= EXTRACT TO READ =
###
How They Work Together

┌────────────────────────────────────────────┐
│       Kubeflow Pipeline                    │
│                                            │
│  Data Prep → Train → Evaluate → Deploy    │
│                          ↓                 │
│                     model.pkl              │
└──────────────────────┬─────────────────────┘
                       │ Creates
                       ↓
┌────────────────────────────────────────────┐
│       KServe InferenceService              │
│                                            │
│  REST API: http://service:8080/predict    │
│                                            │
│  Your App → [Request] → [Model] → [Response]
└────────────────────────────────────────────┘

Complete workflow:

Kubeflow Pipeline trains and evaluates model
Deploy component creates KServe InferenceService
KServe starts serving model as HTTP API
Your application calls API for predictions

Part 3: Hands-On Exercises

Exercise 1: Data Preparation Component

Goal: Build a component to download and prepare the MovieLens dataset.

Step 1: Open the File

cd modules/module-5/starter

# Open in your editor
code components/data_prep.py  # VS Code
# OR
nano components/data_prep.py  # Terminal editor
# OR
open components/data_prep.py  # macOS default

Step 2: Complete the TODOs

You need to implement:

@component decorator - Configure base image and packages
Download dataset - Use urllib.request.urlretrieve()
Load data - Read with pd.read_csv()
Train/test split - Use train_test_split()
###
= PROBLEMS AND TASKS =
1. Extract the passage of the Kubeflow and KServe tutorial between "Step 2: Complete" and "- Use urllib.request.urlretrieve()", inclusive, copying it word for word.
2. Extend the Kubeflow and KServe tutorial, picking up right after its final line.
###
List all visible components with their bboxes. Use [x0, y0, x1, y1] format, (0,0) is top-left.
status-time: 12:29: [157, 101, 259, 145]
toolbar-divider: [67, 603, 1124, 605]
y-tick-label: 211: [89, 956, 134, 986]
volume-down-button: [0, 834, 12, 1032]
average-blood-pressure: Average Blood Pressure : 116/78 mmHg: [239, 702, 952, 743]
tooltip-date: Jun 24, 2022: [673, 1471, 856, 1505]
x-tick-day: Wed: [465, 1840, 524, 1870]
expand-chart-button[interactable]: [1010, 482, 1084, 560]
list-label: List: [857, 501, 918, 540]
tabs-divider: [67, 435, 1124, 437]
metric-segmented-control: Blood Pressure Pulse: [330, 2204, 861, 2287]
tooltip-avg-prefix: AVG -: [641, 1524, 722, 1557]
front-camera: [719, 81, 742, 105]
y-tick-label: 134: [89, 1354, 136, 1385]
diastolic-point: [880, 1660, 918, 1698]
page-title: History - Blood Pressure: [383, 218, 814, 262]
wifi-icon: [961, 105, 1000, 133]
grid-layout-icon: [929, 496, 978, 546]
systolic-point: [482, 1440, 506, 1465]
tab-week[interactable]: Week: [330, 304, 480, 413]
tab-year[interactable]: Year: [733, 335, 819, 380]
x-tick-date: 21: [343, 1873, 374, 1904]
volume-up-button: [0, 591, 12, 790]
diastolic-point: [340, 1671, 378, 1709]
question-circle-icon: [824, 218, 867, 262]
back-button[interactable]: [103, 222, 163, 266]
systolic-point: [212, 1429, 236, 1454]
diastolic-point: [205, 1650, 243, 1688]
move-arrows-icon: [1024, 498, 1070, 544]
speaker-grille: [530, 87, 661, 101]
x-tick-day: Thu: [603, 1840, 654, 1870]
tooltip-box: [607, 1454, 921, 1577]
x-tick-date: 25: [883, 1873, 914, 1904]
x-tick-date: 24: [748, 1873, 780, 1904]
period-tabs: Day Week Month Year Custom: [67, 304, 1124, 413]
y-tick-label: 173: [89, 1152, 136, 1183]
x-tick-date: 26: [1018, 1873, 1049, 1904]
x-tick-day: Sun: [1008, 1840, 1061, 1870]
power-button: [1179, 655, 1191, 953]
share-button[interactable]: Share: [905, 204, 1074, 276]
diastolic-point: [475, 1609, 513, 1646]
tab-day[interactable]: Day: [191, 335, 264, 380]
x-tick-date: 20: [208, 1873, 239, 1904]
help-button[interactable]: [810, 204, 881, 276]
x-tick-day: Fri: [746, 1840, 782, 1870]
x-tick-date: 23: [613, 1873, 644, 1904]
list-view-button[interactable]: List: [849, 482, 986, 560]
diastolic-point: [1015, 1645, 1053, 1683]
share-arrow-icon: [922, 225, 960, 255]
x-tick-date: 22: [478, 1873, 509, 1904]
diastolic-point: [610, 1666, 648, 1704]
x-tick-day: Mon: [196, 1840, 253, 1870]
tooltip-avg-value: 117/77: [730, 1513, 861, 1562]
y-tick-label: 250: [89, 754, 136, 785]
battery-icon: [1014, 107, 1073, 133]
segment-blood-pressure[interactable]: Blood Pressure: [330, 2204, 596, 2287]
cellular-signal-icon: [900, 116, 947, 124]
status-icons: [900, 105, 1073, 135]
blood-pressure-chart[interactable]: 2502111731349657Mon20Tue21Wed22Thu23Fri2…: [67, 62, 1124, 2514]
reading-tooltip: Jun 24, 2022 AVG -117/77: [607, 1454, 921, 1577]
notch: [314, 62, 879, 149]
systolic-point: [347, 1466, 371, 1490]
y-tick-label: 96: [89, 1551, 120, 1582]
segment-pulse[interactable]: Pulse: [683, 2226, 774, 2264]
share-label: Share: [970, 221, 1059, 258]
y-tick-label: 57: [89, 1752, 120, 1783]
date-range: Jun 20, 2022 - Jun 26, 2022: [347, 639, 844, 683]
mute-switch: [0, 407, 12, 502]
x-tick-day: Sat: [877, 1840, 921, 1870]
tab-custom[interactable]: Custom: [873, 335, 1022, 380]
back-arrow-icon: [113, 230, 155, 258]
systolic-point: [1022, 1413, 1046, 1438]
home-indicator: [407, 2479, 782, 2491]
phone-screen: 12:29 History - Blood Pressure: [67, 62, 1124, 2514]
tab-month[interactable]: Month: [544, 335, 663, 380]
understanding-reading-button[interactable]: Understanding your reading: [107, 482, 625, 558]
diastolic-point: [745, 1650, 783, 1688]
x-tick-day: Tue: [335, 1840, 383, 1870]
###
= EXPECTED RESPONSES =
1.
Step 2: Complete the TODOs

You need to implement:

@component decorator - Configure base image and packages
Download dataset - Use urllib.request.urlretrieve()

2.
Save outputs - Write to train_data.path and test_data.path
Movie metadata - Extract genres from binary columns

Key concepts to use:

Output[Dataset] for outputs
.path attribute to get file path
pd.read_csv() and df.to_csv()

Stuck? Look at solution/components/data_prep_solution.py

Exercise 2: Training & Evaluation

Goal: Create components for training a collaborative filtering model and evaluating it.

Part A: Training Component

cd modules/module-5/starter
open components/train.py

What you'll implement:

Load training data using Input[Dataset]
Create user-movie matrix with numpy
Train TruncatedSVD model
Calculate training RMSE
Log metrics with metrics.log_metric()
Save model with pickle to model.path

Key concepts:

Input[Dataset] for inputs, Output[Model] for model
Input[Metrics] for logging to Kubeflow
Matrix factorization with SVD

Part B: Evaluation Component

open components/evaluate.py

What you'll implement:

Load test data and model
Calculate predictions
Compute RMSE and MAE
Log evaluation metrics

Stuck? Look at solution/components/train_solution.py and evaluate_solution.py

Exercise 3: Pipeline Orchestration

Goal: Connect all components into an end-to-end pipeline.

Step 1: Open Pipeline File

cd modules/module-5/starter
open recommendation_pipeline.py

Step 2: Complete the TODOs

You'll create a pipeline that:

Runs data preparation - Call prepare_data()
Trains model - Call train_model() with outputs from step 1
Evaluates model - Call evaluate_model() with test data and model
Connects components - Pass outputs as inputs
Sets dependencies - Use .after() to control order

Pipeline structure:

@pipeline(name="movie-recommendation-pipeline")
def recommendation_pipeline():
    # Step 1
    data_task = prepare_data()

    # Step 2 (uses data from step 1)
    train_task = train_model(
        train_data=data_task.outputs["train_data"]
    )

    # Step 3 (uses test data and model)
    eval_task = evaluate_model(
        test_data=data_task.outputs["test_data"],
        model=train_task.outputs["model"]
    )

Part 4: Model Deployment

Build Model Serving Container

Before deploying with KServe, we need to create a Docker image that can serve predictions.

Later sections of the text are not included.